_Data provided:_

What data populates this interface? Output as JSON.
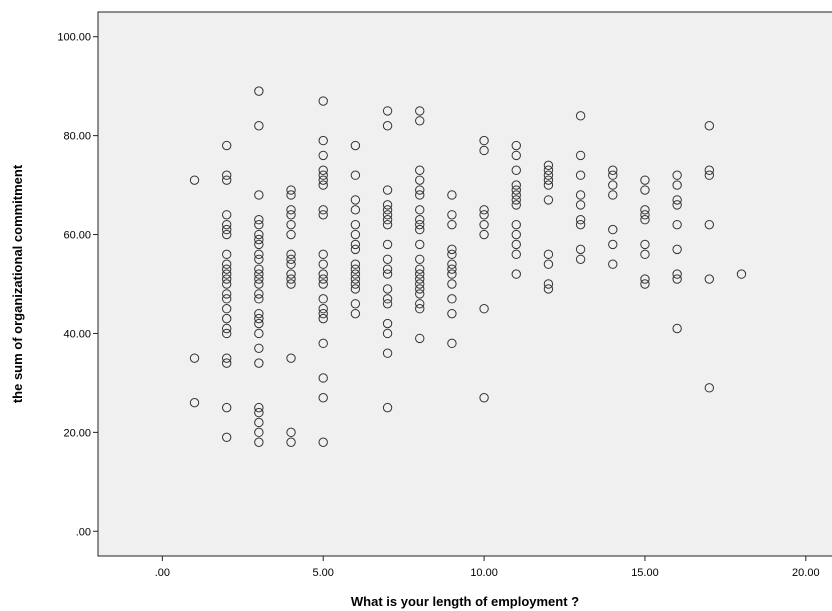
{
  "chart_data": {
    "type": "scatter",
    "title": "",
    "xlabel": "What is your length of employment ?",
    "ylabel": "the sum of organizational commitment",
    "xlim": [
      -2,
      21
    ],
    "ylim": [
      -5,
      105
    ],
    "x_ticks": [
      ".00",
      "5.00",
      "10.00",
      "15.00",
      "20.00"
    ],
    "y_ticks": [
      ".00",
      "20.00",
      "40.00",
      "60.00",
      "80.00",
      "100.00"
    ],
    "x_tick_values": [
      0,
      5,
      10,
      15,
      20
    ],
    "y_tick_values": [
      0,
      20,
      40,
      60,
      80,
      100
    ],
    "grid": false,
    "plot_background": "#f0f0f0",
    "marker_color": "#333333",
    "points": [
      [
        1,
        71
      ],
      [
        1,
        35
      ],
      [
        1,
        26
      ],
      [
        2,
        78
      ],
      [
        2,
        72
      ],
      [
        2,
        71
      ],
      [
        2,
        64
      ],
      [
        2,
        62
      ],
      [
        2,
        61
      ],
      [
        2,
        60
      ],
      [
        2,
        56
      ],
      [
        2,
        54
      ],
      [
        2,
        53
      ],
      [
        2,
        52
      ],
      [
        2,
        51
      ],
      [
        2,
        50
      ],
      [
        2,
        48
      ],
      [
        2,
        47
      ],
      [
        2,
        45
      ],
      [
        2,
        43
      ],
      [
        2,
        41
      ],
      [
        2,
        40
      ],
      [
        2,
        35
      ],
      [
        2,
        34
      ],
      [
        2,
        25
      ],
      [
        2,
        19
      ],
      [
        3,
        89
      ],
      [
        3,
        82
      ],
      [
        3,
        68
      ],
      [
        3,
        63
      ],
      [
        3,
        62
      ],
      [
        3,
        60
      ],
      [
        3,
        59
      ],
      [
        3,
        58
      ],
      [
        3,
        56
      ],
      [
        3,
        55
      ],
      [
        3,
        53
      ],
      [
        3,
        52
      ],
      [
        3,
        51
      ],
      [
        3,
        50
      ],
      [
        3,
        48
      ],
      [
        3,
        47
      ],
      [
        3,
        44
      ],
      [
        3,
        43
      ],
      [
        3,
        42
      ],
      [
        3,
        40
      ],
      [
        3,
        37
      ],
      [
        3,
        34
      ],
      [
        3,
        25
      ],
      [
        3,
        24
      ],
      [
        3,
        22
      ],
      [
        3,
        20
      ],
      [
        3,
        18
      ],
      [
        4,
        69
      ],
      [
        4,
        68
      ],
      [
        4,
        65
      ],
      [
        4,
        64
      ],
      [
        4,
        62
      ],
      [
        4,
        60
      ],
      [
        4,
        56
      ],
      [
        4,
        55
      ],
      [
        4,
        54
      ],
      [
        4,
        52
      ],
      [
        4,
        51
      ],
      [
        4,
        50
      ],
      [
        4,
        35
      ],
      [
        4,
        20
      ],
      [
        4,
        18
      ],
      [
        5,
        87
      ],
      [
        5,
        79
      ],
      [
        5,
        76
      ],
      [
        5,
        73
      ],
      [
        5,
        72
      ],
      [
        5,
        71
      ],
      [
        5,
        70
      ],
      [
        5,
        65
      ],
      [
        5,
        64
      ],
      [
        5,
        56
      ],
      [
        5,
        54
      ],
      [
        5,
        52
      ],
      [
        5,
        51
      ],
      [
        5,
        50
      ],
      [
        5,
        47
      ],
      [
        5,
        45
      ],
      [
        5,
        44
      ],
      [
        5,
        43
      ],
      [
        5,
        38
      ],
      [
        5,
        31
      ],
      [
        5,
        27
      ],
      [
        5,
        18
      ],
      [
        6,
        78
      ],
      [
        6,
        72
      ],
      [
        6,
        67
      ],
      [
        6,
        65
      ],
      [
        6,
        62
      ],
      [
        6,
        60
      ],
      [
        6,
        58
      ],
      [
        6,
        57
      ],
      [
        6,
        54
      ],
      [
        6,
        53
      ],
      [
        6,
        52
      ],
      [
        6,
        51
      ],
      [
        6,
        50
      ],
      [
        6,
        49
      ],
      [
        6,
        46
      ],
      [
        6,
        44
      ],
      [
        7,
        85
      ],
      [
        7,
        82
      ],
      [
        7,
        69
      ],
      [
        7,
        66
      ],
      [
        7,
        65
      ],
      [
        7,
        64
      ],
      [
        7,
        63
      ],
      [
        7,
        62
      ],
      [
        7,
        58
      ],
      [
        7,
        55
      ],
      [
        7,
        53
      ],
      [
        7,
        52
      ],
      [
        7,
        49
      ],
      [
        7,
        47
      ],
      [
        7,
        46
      ],
      [
        7,
        42
      ],
      [
        7,
        40
      ],
      [
        7,
        36
      ],
      [
        7,
        25
      ],
      [
        8,
        85
      ],
      [
        8,
        83
      ],
      [
        8,
        73
      ],
      [
        8,
        71
      ],
      [
        8,
        69
      ],
      [
        8,
        68
      ],
      [
        8,
        65
      ],
      [
        8,
        63
      ],
      [
        8,
        62
      ],
      [
        8,
        61
      ],
      [
        8,
        58
      ],
      [
        8,
        55
      ],
      [
        8,
        53
      ],
      [
        8,
        52
      ],
      [
        8,
        51
      ],
      [
        8,
        50
      ],
      [
        8,
        49
      ],
      [
        8,
        48
      ],
      [
        8,
        46
      ],
      [
        8,
        45
      ],
      [
        8,
        39
      ],
      [
        9,
        68
      ],
      [
        9,
        64
      ],
      [
        9,
        62
      ],
      [
        9,
        57
      ],
      [
        9,
        56
      ],
      [
        9,
        54
      ],
      [
        9,
        53
      ],
      [
        9,
        52
      ],
      [
        9,
        50
      ],
      [
        9,
        47
      ],
      [
        9,
        44
      ],
      [
        9,
        38
      ],
      [
        10,
        79
      ],
      [
        10,
        77
      ],
      [
        10,
        65
      ],
      [
        10,
        64
      ],
      [
        10,
        62
      ],
      [
        10,
        60
      ],
      [
        10,
        45
      ],
      [
        10,
        27
      ],
      [
        11,
        78
      ],
      [
        11,
        76
      ],
      [
        11,
        73
      ],
      [
        11,
        70
      ],
      [
        11,
        69
      ],
      [
        11,
        68
      ],
      [
        11,
        67
      ],
      [
        11,
        66
      ],
      [
        11,
        62
      ],
      [
        11,
        60
      ],
      [
        11,
        58
      ],
      [
        11,
        56
      ],
      [
        11,
        52
      ],
      [
        12,
        74
      ],
      [
        12,
        73
      ],
      [
        12,
        72
      ],
      [
        12,
        71
      ],
      [
        12,
        70
      ],
      [
        12,
        67
      ],
      [
        12,
        56
      ],
      [
        12,
        54
      ],
      [
        12,
        50
      ],
      [
        12,
        49
      ],
      [
        13,
        84
      ],
      [
        13,
        76
      ],
      [
        13,
        72
      ],
      [
        13,
        68
      ],
      [
        13,
        66
      ],
      [
        13,
        63
      ],
      [
        13,
        62
      ],
      [
        13,
        57
      ],
      [
        13,
        55
      ],
      [
        14,
        73
      ],
      [
        14,
        72
      ],
      [
        14,
        70
      ],
      [
        14,
        68
      ],
      [
        14,
        61
      ],
      [
        14,
        58
      ],
      [
        14,
        54
      ],
      [
        15,
        71
      ],
      [
        15,
        69
      ],
      [
        15,
        65
      ],
      [
        15,
        64
      ],
      [
        15,
        63
      ],
      [
        15,
        58
      ],
      [
        15,
        56
      ],
      [
        15,
        51
      ],
      [
        15,
        50
      ],
      [
        16,
        72
      ],
      [
        16,
        70
      ],
      [
        16,
        67
      ],
      [
        16,
        66
      ],
      [
        16,
        62
      ],
      [
        16,
        57
      ],
      [
        16,
        52
      ],
      [
        16,
        51
      ],
      [
        16,
        41
      ],
      [
        17,
        82
      ],
      [
        17,
        73
      ],
      [
        17,
        72
      ],
      [
        17,
        62
      ],
      [
        17,
        51
      ],
      [
        17,
        29
      ],
      [
        18,
        52
      ]
    ]
  }
}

_Short task:_
In the entries above, find lines with "What" and copy each.

_Exercise result:_
What data populates this interface? Output as JSON.
    "xlabel": "What is your length of employment ?",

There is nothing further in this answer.